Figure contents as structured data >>
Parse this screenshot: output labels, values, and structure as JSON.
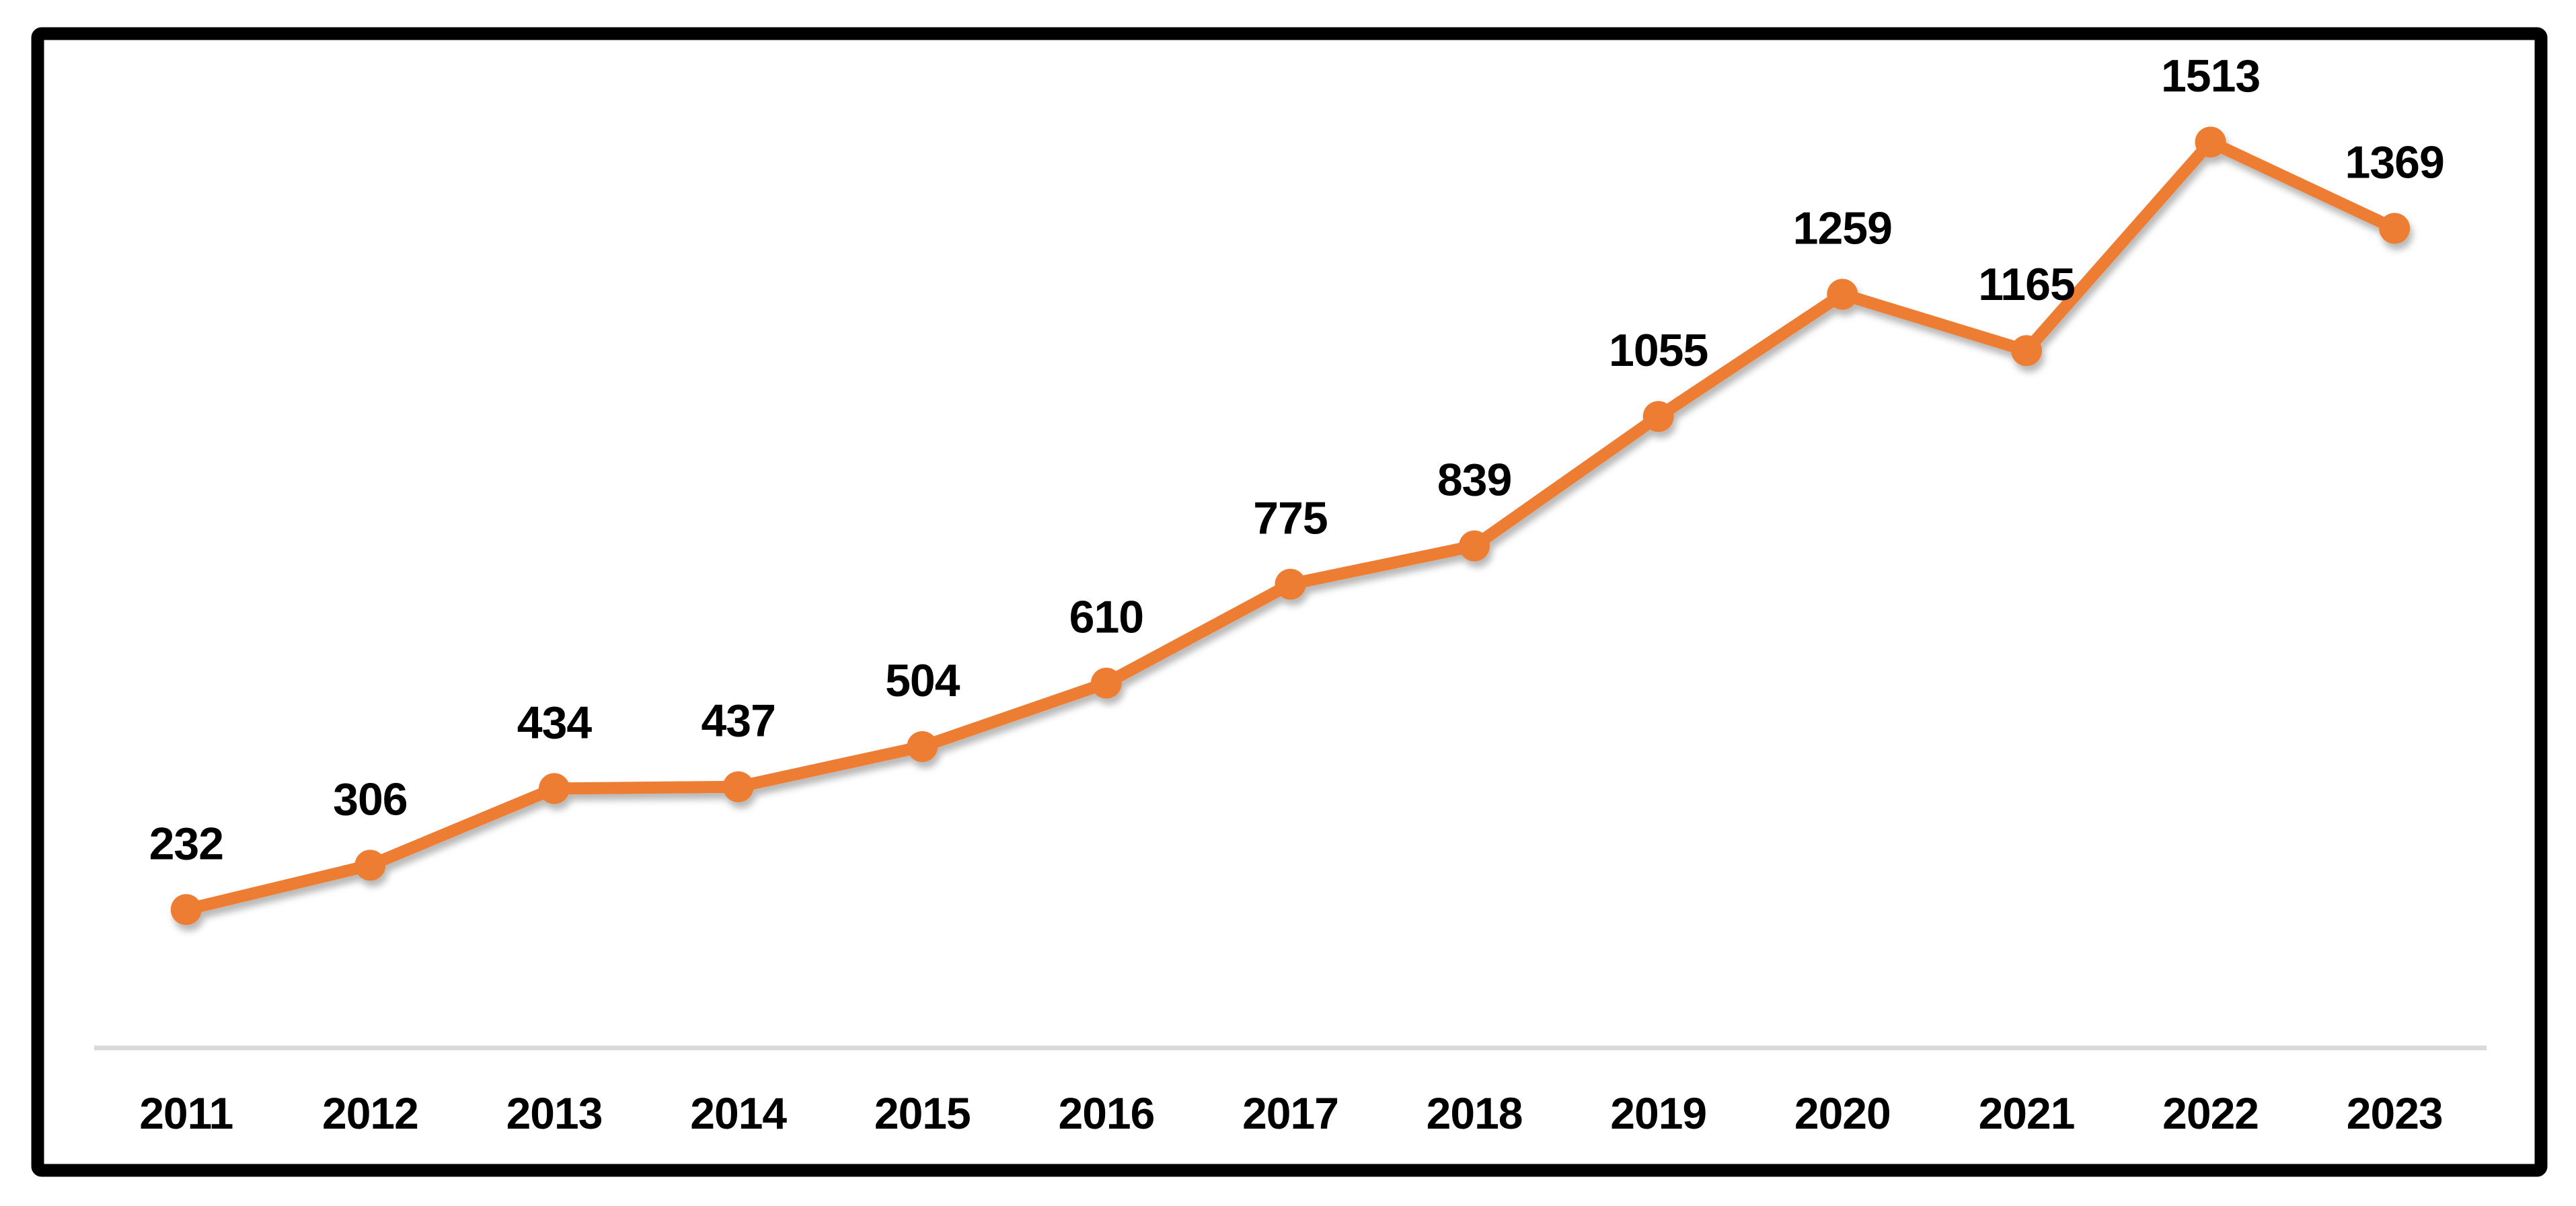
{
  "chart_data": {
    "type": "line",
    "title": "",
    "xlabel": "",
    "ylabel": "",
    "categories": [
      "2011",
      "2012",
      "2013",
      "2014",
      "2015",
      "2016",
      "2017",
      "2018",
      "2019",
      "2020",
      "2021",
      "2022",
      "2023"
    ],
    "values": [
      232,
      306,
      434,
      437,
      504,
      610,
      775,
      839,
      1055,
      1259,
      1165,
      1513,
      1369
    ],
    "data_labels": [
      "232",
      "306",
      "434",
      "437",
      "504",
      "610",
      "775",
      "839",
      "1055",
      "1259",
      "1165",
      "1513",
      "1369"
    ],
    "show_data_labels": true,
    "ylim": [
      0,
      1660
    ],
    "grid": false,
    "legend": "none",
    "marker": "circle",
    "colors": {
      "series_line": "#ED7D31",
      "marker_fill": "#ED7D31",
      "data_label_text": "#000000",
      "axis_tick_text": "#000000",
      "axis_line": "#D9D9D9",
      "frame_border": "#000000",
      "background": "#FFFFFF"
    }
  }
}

Job >> Write the records out again in full, exactly, and skip every picture.

Result of this task >>
Parse this screenshot: output labels, values, and structure as JSON.
{
  "chart_data": {
    "type": "line",
    "title": "",
    "xlabel": "",
    "ylabel": "",
    "categories": [
      "2011",
      "2012",
      "2013",
      "2014",
      "2015",
      "2016",
      "2017",
      "2018",
      "2019",
      "2020",
      "2021",
      "2022",
      "2023"
    ],
    "values": [
      232,
      306,
      434,
      437,
      504,
      610,
      775,
      839,
      1055,
      1259,
      1165,
      1513,
      1369
    ],
    "data_labels": [
      "232",
      "306",
      "434",
      "437",
      "504",
      "610",
      "775",
      "839",
      "1055",
      "1259",
      "1165",
      "1513",
      "1369"
    ],
    "show_data_labels": true,
    "ylim": [
      0,
      1660
    ],
    "grid": false,
    "legend": "none",
    "marker": "circle",
    "colors": {
      "series_line": "#ED7D31",
      "marker_fill": "#ED7D31",
      "data_label_text": "#000000",
      "axis_tick_text": "#000000",
      "axis_line": "#D9D9D9",
      "frame_border": "#000000",
      "background": "#FFFFFF"
    }
  }
}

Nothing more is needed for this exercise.